#### [MATERIALS PROVIDED]

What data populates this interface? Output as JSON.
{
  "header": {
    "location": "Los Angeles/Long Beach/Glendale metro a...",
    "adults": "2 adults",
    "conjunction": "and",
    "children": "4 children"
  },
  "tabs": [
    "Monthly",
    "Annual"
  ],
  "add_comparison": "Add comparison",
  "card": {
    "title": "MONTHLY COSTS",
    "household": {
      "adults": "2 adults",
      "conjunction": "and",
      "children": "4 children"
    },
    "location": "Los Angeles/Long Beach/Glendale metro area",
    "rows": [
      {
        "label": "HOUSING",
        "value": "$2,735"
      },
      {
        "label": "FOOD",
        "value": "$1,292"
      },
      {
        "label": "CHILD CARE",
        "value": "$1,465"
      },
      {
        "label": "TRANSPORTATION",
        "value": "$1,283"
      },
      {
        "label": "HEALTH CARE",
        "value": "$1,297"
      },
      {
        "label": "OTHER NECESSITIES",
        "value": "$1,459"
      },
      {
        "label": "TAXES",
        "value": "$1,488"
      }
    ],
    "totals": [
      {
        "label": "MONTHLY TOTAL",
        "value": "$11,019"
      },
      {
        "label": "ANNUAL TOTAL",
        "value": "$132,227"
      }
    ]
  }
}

#### [WHAT YOU SHOULD DO]
Recopy the entries above in their entirety, exactly.

#### [FINISHED EXERCISE]
What data populates this interface? Output as JSON.
{
  "header": {
    "location": "Los Angeles/Long Beach/Glendale metro a...",
    "adults": "2 adults",
    "conjunction": "and",
    "children": "4 children"
  },
  "tabs": [
    "Monthly",
    "Annual"
  ],
  "add_comparison": "Add comparison",
  "card": {
    "title": "MONTHLY COSTS",
    "household": {
      "adults": "2 adults",
      "conjunction": "and",
      "children": "4 children"
    },
    "location": "Los Angeles/Long Beach/Glendale metro area",
    "rows": [
      {
        "label": "HOUSING",
        "value": "$2,735"
      },
      {
        "label": "FOOD",
        "value": "$1,292"
      },
      {
        "label": "CHILD CARE",
        "value": "$1,465"
      },
      {
        "label": "TRANSPORTATION",
        "value": "$1,283"
      },
      {
        "label": "HEALTH CARE",
        "value": "$1,297"
      },
      {
        "label": "OTHER NECESSITIES",
        "value": "$1,459"
      },
      {
        "label": "TAXES",
        "value": "$1,488"
      }
    ],
    "totals": [
      {
        "label": "MONTHLY TOTAL",
        "value": "$11,019"
      },
      {
        "label": "ANNUAL TOTAL",
        "value": "$132,227"
      }
    ]
  }
}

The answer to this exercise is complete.